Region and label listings
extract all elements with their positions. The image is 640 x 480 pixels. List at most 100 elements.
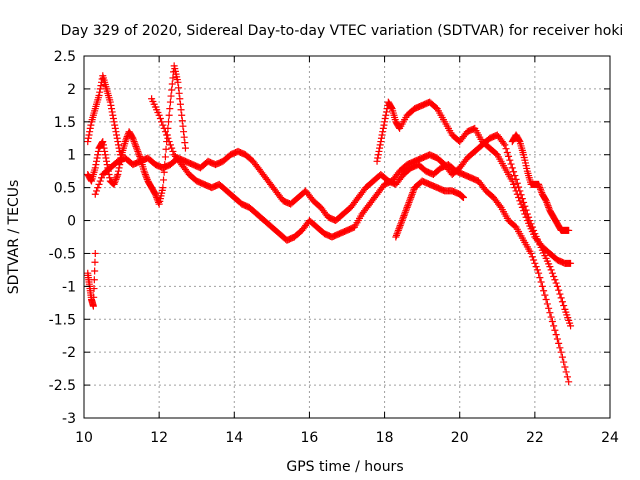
data-point — [373, 157, 381, 165]
data-point — [565, 226, 573, 234]
data-point — [169, 147, 177, 155]
data-point — [94, 184, 102, 192]
data-point — [376, 144, 384, 152]
data-point — [496, 202, 504, 210]
data-point — [168, 80, 176, 88]
data-point — [103, 161, 111, 169]
data-point — [407, 194, 415, 202]
chart-title: Day 329 of 2020, Sidereal Day-to-day VTE… — [61, 23, 624, 39]
y-tick-label: -2 — [62, 345, 76, 361]
data-point — [121, 138, 129, 146]
data-point — [550, 322, 558, 330]
data-point — [515, 136, 523, 144]
data-point — [95, 180, 103, 188]
data-point — [404, 202, 412, 210]
data-point — [103, 157, 111, 165]
data-point — [547, 313, 555, 321]
data-point — [175, 84, 183, 92]
data-point — [142, 172, 150, 180]
data-point — [543, 198, 551, 206]
data-point — [545, 203, 553, 211]
data-point — [114, 167, 122, 175]
data-point — [92, 161, 100, 169]
data-point — [555, 339, 563, 347]
data-point — [511, 184, 519, 192]
data-point — [180, 128, 188, 136]
data-point — [96, 85, 104, 93]
data-point — [406, 197, 414, 205]
data-point — [535, 269, 543, 277]
data-point — [392, 233, 400, 241]
data-point — [101, 151, 109, 159]
data-point — [503, 149, 511, 157]
data-point — [134, 147, 142, 155]
data-point — [93, 154, 101, 162]
data-point — [565, 378, 573, 386]
data-point — [553, 282, 561, 290]
data-point — [112, 175, 120, 183]
data-point — [160, 124, 168, 132]
data-point — [161, 128, 169, 136]
data-point — [99, 138, 107, 146]
data-point — [542, 296, 550, 304]
data-point — [123, 134, 131, 142]
x-tick-label: 12 — [150, 430, 168, 446]
x-tick-label: 14 — [225, 430, 243, 446]
data-point — [510, 180, 518, 188]
y-tick-label: -1 — [62, 279, 76, 295]
y-tick-label: 2 — [67, 82, 76, 98]
data-point — [535, 180, 543, 188]
data-point — [180, 133, 188, 141]
data-point — [543, 200, 551, 208]
data-point — [459, 194, 467, 202]
data-point — [537, 278, 545, 286]
data-point — [382, 108, 390, 116]
data-point — [93, 157, 101, 165]
data-point — [506, 156, 514, 164]
data-point — [101, 147, 109, 155]
data-point — [141, 169, 149, 177]
y-tick-label: 2.5 — [54, 49, 76, 65]
data-point — [113, 131, 121, 139]
plot-frame — [83, 55, 611, 419]
data-point — [393, 230, 401, 238]
data-point — [508, 164, 516, 172]
series-sat-g — [392, 177, 467, 241]
data-point — [133, 146, 141, 154]
data-point — [85, 131, 93, 139]
data-point — [408, 190, 416, 198]
data-point — [543, 300, 551, 308]
data-point — [546, 309, 554, 317]
data-point — [394, 226, 402, 234]
data-point — [89, 302, 97, 310]
data-point — [111, 124, 119, 132]
data-point — [111, 121, 119, 129]
data-point — [510, 168, 518, 176]
data-point — [178, 111, 186, 119]
data-point — [84, 138, 92, 146]
data-point — [106, 98, 114, 106]
data-point — [140, 167, 148, 175]
data-point — [511, 172, 519, 180]
data-point — [168, 144, 176, 152]
data-point — [93, 187, 101, 195]
grid — [84, 56, 610, 418]
data-point — [110, 180, 118, 188]
y-tick-label: -0.5 — [49, 246, 76, 262]
series-sat-d — [91, 147, 573, 386]
data-point — [165, 118, 173, 126]
data-point — [113, 134, 121, 142]
data-point — [90, 293, 98, 301]
x-tick-label: 24 — [601, 430, 619, 446]
data-point — [558, 353, 566, 361]
data-point — [98, 174, 106, 182]
data-point — [100, 144, 108, 152]
data-point — [397, 218, 405, 226]
x-tick-label: 20 — [451, 430, 469, 446]
data-point — [86, 124, 94, 132]
data-point — [520, 207, 528, 215]
data-point — [536, 184, 544, 192]
y-axis-label: SDTVAR / TECUs — [6, 180, 22, 295]
data-point — [379, 128, 387, 136]
data-point — [158, 118, 166, 126]
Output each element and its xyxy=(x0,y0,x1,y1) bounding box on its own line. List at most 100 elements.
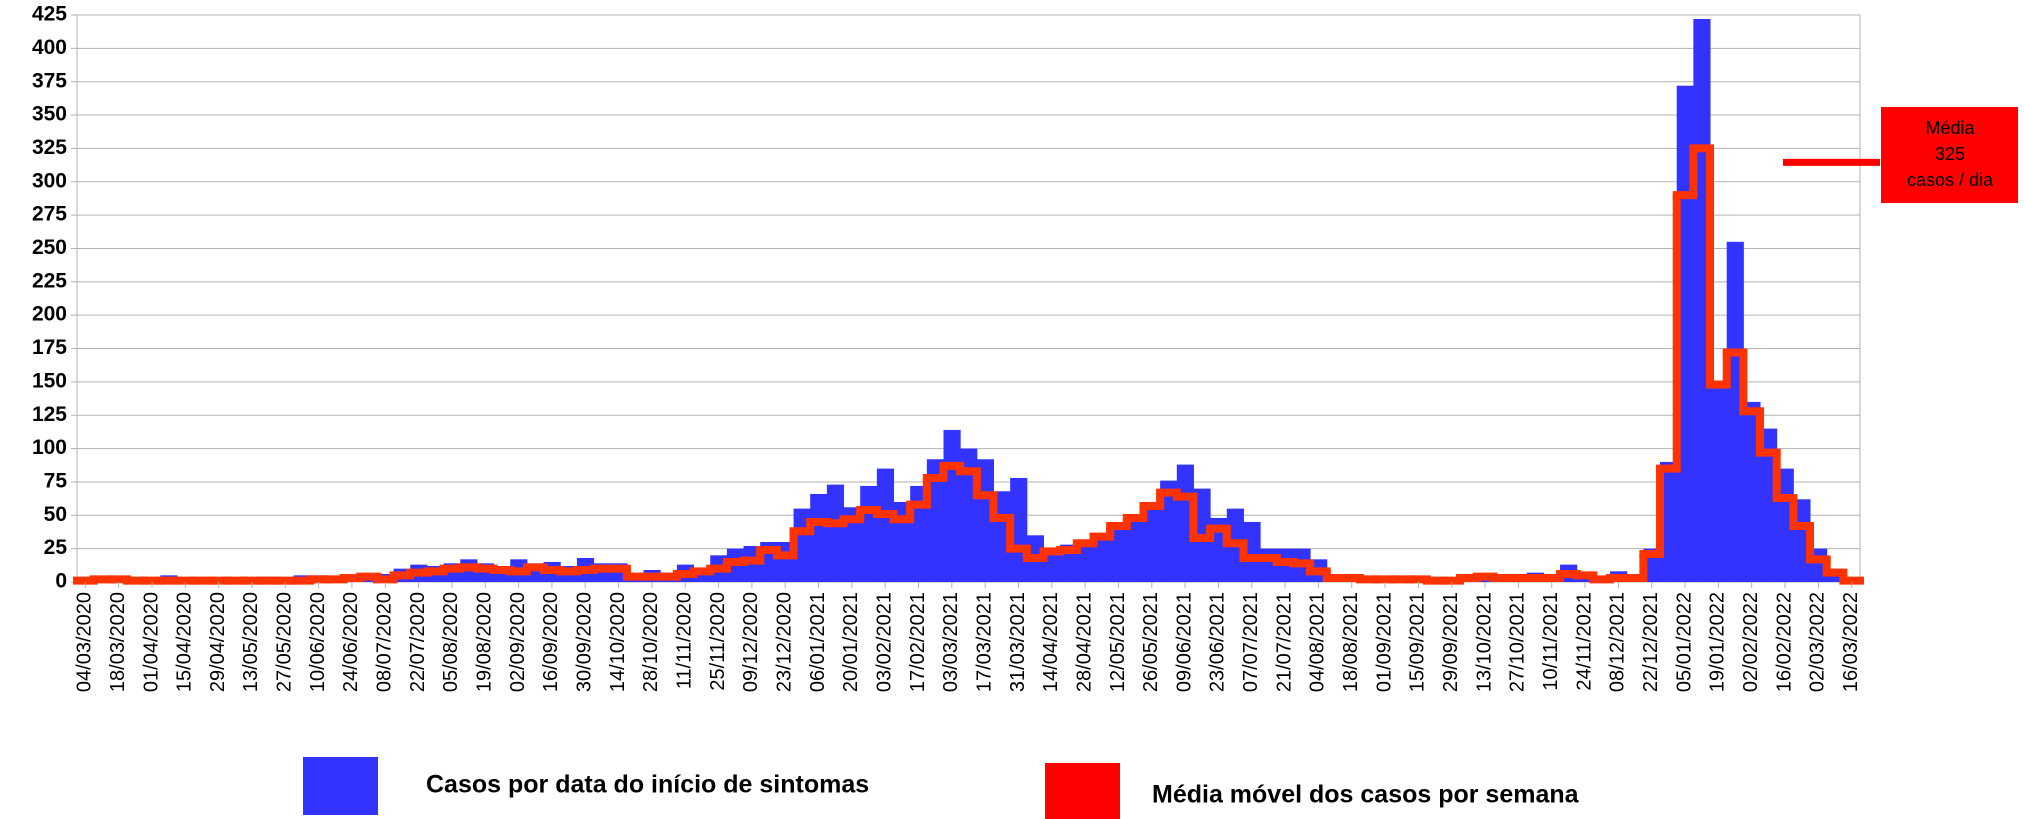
x-tick-label: 08/07/2020 xyxy=(374,592,396,692)
x-tick-label: 17/03/2021 xyxy=(973,592,995,692)
x-tick-label: 05/01/2022 xyxy=(1673,592,1695,692)
bar xyxy=(860,485,878,582)
x-tick-label: 22/07/2020 xyxy=(407,592,429,692)
x-tick-label: 23/12/2020 xyxy=(773,592,795,692)
y-tick-label: 0 xyxy=(55,570,67,593)
y-tick-label: 275 xyxy=(32,203,67,226)
y-tick-label: 400 xyxy=(32,36,67,59)
annotation-text: casos / dia xyxy=(1907,170,1994,190)
x-tick-label: 18/03/2020 xyxy=(107,592,129,692)
bar xyxy=(1060,544,1078,582)
x-tick-label: 16/02/2022 xyxy=(1773,592,1795,692)
x-tick-label: 27/10/2021 xyxy=(1507,592,1529,692)
x-tick-label: 19/08/2020 xyxy=(474,592,496,692)
x-tick-label: 30/09/2020 xyxy=(574,592,596,692)
annotation-text: Média xyxy=(1925,118,1975,138)
bar xyxy=(843,507,861,582)
bar xyxy=(1076,544,1094,582)
x-tick-label: 15/09/2021 xyxy=(1407,592,1429,692)
y-tick-label: 325 xyxy=(32,136,67,159)
x-tick-label: 19/01/2022 xyxy=(1707,592,1729,692)
legend-swatch xyxy=(1045,763,1120,819)
x-tick-label: 04/08/2021 xyxy=(1307,592,1329,692)
x-tick-label: 05/08/2020 xyxy=(440,592,462,692)
y-tick-label: 175 xyxy=(32,336,67,359)
x-tick-label: 16/09/2020 xyxy=(540,592,562,692)
x-tick-label: 26/05/2021 xyxy=(1140,592,1162,692)
x-tick-label: 31/03/2021 xyxy=(1007,592,1029,692)
bar xyxy=(926,459,945,582)
x-tick-label: 10/11/2021 xyxy=(1540,592,1562,691)
bar xyxy=(826,484,845,582)
x-tick-label: 02/03/2022 xyxy=(1807,592,1829,692)
bar xyxy=(910,485,928,582)
x-tick-label: 21/07/2021 xyxy=(1273,592,1295,692)
x-tick-label: 24/06/2020 xyxy=(340,592,362,692)
x-tick-label: 09/12/2020 xyxy=(740,592,762,692)
legend-label: Média móvel dos casos por semana xyxy=(1152,781,1580,809)
bar xyxy=(993,491,1011,582)
bar xyxy=(1160,480,1178,582)
x-tick-label: 27/05/2020 xyxy=(274,592,296,692)
bar xyxy=(1043,549,1061,582)
bar xyxy=(1726,241,1744,583)
y-tick-label: 225 xyxy=(32,269,67,292)
x-tick-label: 03/02/2021 xyxy=(873,592,895,692)
bar xyxy=(976,459,994,582)
legend-swatch xyxy=(303,757,378,815)
bar xyxy=(943,429,961,582)
y-tick-label: 200 xyxy=(32,303,67,326)
y-tick-label: 75 xyxy=(44,469,68,492)
y-tick-label: 150 xyxy=(32,369,67,392)
y-tick-label: 125 xyxy=(32,403,67,426)
x-tick-label: 15/04/2020 xyxy=(174,592,196,692)
bar xyxy=(1110,525,1128,582)
y-tick-label: 375 xyxy=(32,69,67,92)
x-tick-label: 29/04/2020 xyxy=(207,592,229,692)
bar xyxy=(1243,521,1261,582)
legend-label: Casos por data do início de sintomas xyxy=(426,771,869,799)
x-tick-label: 14/10/2020 xyxy=(607,592,629,692)
bar xyxy=(876,468,895,582)
y-tick-label: 50 xyxy=(44,503,67,526)
x-tick-label: 16/03/2022 xyxy=(1840,592,1862,692)
x-tick-label: 09/06/2021 xyxy=(1173,592,1195,692)
y-tick-label: 100 xyxy=(32,436,67,459)
y-tick-label: 350 xyxy=(32,103,67,126)
bar xyxy=(1143,501,1161,582)
x-tick-label: 14/04/2021 xyxy=(1040,592,1062,692)
x-tick-label: 10/06/2020 xyxy=(307,592,329,692)
x-tick-label: 06/01/2021 xyxy=(807,592,829,692)
x-tick-label: 01/09/2021 xyxy=(1373,592,1395,692)
x-tick-label: 13/05/2020 xyxy=(240,592,262,692)
bar xyxy=(810,493,828,582)
bar xyxy=(1660,461,1678,582)
x-tick-label: 07/07/2021 xyxy=(1240,592,1262,692)
y-tick-label: 250 xyxy=(32,236,67,259)
x-tick-label: 24/11/2021 xyxy=(1573,592,1595,691)
annotation-box xyxy=(1881,107,2018,203)
x-tick-label: 04/03/2020 xyxy=(74,592,96,692)
annotation-text: 325 xyxy=(1935,144,1965,164)
x-tick-label: 02/09/2020 xyxy=(507,592,529,692)
y-tick-label: 300 xyxy=(32,169,67,192)
bar xyxy=(1710,388,1728,582)
x-tick-label: 25/11/2020 xyxy=(707,592,729,691)
bar xyxy=(1126,515,1144,582)
x-tick-label: 29/09/2021 xyxy=(1440,592,1462,692)
x-tick-label: 13/10/2021 xyxy=(1473,592,1495,692)
x-tick-label: 17/02/2021 xyxy=(907,592,929,692)
x-tick-label: 03/03/2021 xyxy=(940,592,962,692)
x-tick-label: 28/10/2020 xyxy=(640,592,662,692)
x-tick-label: 01/04/2020 xyxy=(140,592,162,692)
x-tick-label: 23/06/2021 xyxy=(1207,592,1229,692)
x-tick-label: 20/01/2021 xyxy=(840,592,862,692)
x-tick-label: 08/12/2021 xyxy=(1607,592,1629,692)
bar xyxy=(1676,85,1694,582)
x-tick-label: 18/08/2021 xyxy=(1340,592,1362,692)
x-tick-label: 28/04/2021 xyxy=(1073,592,1095,692)
x-tick-label: 12/05/2021 xyxy=(1107,592,1129,692)
bar xyxy=(1093,533,1111,582)
x-tick-label: 02/02/2022 xyxy=(1740,592,1762,692)
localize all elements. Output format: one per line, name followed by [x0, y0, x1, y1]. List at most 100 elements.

### Exercise directions
Please copy the lines of the records word for word, beginning with the line that contains "x-tick-label: 08/07/2020 xyxy=(374,592,396,692)" and continuing through the line that contains "bar xyxy=(843,507,861,582)".

### Output for this task
x-tick-label: 08/07/2020 xyxy=(374,592,396,692)
x-tick-label: 17/03/2021 xyxy=(973,592,995,692)
x-tick-label: 05/01/2022 xyxy=(1673,592,1695,692)
bar xyxy=(860,485,878,582)
x-tick-label: 22/07/2020 xyxy=(407,592,429,692)
x-tick-label: 23/12/2020 xyxy=(773,592,795,692)
y-tick-label: 0 xyxy=(55,570,67,593)
y-tick-label: 275 xyxy=(32,203,67,226)
y-tick-label: 400 xyxy=(32,36,67,59)
annotation-text: casos / dia xyxy=(1907,170,1994,190)
x-tick-label: 18/03/2020 xyxy=(107,592,129,692)
bar xyxy=(1060,544,1078,582)
x-tick-label: 16/02/2022 xyxy=(1773,592,1795,692)
x-tick-label: 27/10/2021 xyxy=(1507,592,1529,692)
x-tick-label: 19/08/2020 xyxy=(474,592,496,692)
x-tick-label: 30/09/2020 xyxy=(574,592,596,692)
annotation-text: Média xyxy=(1925,118,1975,138)
bar xyxy=(843,507,861,582)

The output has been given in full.